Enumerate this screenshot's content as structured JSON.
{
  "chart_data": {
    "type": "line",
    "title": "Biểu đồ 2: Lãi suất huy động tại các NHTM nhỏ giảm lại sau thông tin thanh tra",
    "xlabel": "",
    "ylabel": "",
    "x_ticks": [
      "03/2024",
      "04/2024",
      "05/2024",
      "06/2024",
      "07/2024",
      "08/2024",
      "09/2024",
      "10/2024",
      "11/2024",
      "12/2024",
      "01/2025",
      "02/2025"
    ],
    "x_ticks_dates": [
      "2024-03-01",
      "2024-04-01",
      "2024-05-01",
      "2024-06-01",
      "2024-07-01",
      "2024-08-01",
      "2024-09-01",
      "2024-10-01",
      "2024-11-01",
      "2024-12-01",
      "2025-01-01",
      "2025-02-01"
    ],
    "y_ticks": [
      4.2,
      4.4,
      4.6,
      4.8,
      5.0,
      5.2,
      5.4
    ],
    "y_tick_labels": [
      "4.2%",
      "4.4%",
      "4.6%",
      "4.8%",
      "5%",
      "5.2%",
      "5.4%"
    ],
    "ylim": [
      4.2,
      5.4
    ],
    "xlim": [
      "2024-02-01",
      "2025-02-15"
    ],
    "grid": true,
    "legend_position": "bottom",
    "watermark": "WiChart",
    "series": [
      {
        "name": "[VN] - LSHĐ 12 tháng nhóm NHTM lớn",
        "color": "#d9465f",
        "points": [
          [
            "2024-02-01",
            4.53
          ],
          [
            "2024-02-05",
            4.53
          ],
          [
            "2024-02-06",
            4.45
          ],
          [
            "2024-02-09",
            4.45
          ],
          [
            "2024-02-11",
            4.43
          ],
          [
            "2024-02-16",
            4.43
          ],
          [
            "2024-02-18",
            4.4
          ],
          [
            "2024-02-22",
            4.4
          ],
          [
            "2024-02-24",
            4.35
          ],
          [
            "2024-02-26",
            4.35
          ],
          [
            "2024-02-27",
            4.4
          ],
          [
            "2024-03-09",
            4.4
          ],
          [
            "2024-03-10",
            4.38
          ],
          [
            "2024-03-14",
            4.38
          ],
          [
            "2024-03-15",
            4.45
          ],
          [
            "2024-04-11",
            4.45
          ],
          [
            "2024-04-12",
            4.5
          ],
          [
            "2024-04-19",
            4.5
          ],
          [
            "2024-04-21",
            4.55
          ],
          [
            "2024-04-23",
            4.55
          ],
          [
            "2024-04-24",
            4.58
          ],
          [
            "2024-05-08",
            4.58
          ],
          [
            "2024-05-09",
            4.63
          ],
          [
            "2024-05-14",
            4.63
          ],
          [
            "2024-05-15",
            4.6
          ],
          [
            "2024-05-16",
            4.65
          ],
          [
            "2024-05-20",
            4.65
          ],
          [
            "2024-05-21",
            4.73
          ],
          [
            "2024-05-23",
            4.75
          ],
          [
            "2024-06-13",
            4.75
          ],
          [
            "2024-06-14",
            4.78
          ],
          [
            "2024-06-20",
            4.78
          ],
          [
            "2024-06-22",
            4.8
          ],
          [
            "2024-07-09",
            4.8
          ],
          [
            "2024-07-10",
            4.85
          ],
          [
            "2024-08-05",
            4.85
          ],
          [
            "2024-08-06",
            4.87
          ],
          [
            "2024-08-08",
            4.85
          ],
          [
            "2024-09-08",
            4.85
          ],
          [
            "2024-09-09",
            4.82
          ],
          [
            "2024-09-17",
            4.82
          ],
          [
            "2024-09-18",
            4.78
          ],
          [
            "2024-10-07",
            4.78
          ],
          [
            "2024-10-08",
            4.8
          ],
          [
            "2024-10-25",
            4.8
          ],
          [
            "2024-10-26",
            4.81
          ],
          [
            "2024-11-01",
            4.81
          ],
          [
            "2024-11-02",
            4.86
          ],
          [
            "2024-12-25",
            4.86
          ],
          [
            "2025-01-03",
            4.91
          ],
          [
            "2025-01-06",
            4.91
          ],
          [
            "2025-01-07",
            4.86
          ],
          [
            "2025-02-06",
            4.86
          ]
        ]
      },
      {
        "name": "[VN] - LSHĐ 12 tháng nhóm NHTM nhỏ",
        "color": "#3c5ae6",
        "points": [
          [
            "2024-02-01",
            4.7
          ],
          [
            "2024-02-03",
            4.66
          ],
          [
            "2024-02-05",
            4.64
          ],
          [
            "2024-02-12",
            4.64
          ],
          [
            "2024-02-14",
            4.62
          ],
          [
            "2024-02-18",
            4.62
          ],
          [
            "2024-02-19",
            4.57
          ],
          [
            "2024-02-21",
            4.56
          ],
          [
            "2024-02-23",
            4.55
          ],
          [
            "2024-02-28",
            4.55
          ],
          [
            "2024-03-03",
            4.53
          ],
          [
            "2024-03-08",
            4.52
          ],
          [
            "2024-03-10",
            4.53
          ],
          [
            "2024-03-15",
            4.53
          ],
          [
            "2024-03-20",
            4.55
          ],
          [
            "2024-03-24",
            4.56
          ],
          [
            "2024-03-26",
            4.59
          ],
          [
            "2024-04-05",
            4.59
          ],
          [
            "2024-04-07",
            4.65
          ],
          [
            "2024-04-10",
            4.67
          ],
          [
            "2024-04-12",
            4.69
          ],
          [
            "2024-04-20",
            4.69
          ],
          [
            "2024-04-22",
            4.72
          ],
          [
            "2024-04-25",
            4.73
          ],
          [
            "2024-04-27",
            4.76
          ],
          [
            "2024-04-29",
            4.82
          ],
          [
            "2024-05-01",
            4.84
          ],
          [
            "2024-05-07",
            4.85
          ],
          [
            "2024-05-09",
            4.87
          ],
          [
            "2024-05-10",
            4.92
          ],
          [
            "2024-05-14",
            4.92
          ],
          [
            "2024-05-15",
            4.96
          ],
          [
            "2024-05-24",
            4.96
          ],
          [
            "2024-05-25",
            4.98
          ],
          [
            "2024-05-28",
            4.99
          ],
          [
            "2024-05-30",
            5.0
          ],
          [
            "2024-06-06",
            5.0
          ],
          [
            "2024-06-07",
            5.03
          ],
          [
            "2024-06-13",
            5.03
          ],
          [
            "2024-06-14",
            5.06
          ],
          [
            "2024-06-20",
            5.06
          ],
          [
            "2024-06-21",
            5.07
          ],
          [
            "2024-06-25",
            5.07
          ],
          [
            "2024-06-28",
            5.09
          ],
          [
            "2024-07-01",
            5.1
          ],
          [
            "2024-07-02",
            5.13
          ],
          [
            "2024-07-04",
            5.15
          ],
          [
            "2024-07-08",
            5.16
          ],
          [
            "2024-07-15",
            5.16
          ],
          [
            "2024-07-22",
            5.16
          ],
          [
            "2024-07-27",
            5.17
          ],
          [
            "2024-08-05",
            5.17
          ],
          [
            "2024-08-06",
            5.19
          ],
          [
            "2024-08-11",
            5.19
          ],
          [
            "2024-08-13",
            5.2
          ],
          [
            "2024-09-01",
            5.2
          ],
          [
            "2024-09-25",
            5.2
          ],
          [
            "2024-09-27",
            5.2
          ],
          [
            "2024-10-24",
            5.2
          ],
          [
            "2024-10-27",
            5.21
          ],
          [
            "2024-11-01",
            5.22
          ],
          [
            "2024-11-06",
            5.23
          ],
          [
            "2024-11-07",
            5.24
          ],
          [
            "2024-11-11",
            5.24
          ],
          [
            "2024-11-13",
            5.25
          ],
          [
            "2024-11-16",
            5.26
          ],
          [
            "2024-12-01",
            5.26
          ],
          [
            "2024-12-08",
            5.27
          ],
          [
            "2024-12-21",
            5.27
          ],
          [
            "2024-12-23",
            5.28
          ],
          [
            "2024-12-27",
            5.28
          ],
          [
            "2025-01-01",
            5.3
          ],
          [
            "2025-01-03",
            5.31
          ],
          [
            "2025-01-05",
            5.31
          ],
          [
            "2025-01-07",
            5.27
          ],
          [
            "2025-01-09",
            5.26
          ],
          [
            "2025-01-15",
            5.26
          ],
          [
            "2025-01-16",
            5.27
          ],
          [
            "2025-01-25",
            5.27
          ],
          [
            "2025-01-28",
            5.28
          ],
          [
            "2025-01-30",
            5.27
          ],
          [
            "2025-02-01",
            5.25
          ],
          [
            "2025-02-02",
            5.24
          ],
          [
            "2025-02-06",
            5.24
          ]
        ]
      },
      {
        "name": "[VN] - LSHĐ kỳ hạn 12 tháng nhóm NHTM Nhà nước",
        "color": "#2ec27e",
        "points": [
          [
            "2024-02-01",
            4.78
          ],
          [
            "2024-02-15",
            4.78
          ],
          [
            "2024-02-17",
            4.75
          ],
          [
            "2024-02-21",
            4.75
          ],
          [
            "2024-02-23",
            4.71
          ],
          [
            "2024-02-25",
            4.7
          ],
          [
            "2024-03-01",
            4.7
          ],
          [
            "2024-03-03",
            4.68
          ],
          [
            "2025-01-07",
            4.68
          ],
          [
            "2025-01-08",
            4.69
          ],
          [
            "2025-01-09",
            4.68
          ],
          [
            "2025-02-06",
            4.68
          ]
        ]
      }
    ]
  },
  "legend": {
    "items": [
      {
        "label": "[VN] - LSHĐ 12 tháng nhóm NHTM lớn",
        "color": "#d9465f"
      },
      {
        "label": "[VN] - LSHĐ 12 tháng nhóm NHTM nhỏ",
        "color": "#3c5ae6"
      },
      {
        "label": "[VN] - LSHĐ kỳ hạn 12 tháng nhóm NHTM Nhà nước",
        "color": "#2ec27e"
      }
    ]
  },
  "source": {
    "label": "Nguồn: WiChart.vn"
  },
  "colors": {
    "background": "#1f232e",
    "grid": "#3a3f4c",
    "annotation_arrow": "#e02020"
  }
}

* EXERCISE TASK:
Search the entries for the word "name", then gather every line that has it.

* CORRECT RESULT:
        "name": "[VN] - LSHĐ 12 tháng nhóm NHTM lớn",
        "name": "[VN] - LSHĐ 12 tháng nhóm NHTM nhỏ",
        "name": "[VN] - LSHĐ kỳ hạn 12 tháng nhóm NHTM Nhà nước",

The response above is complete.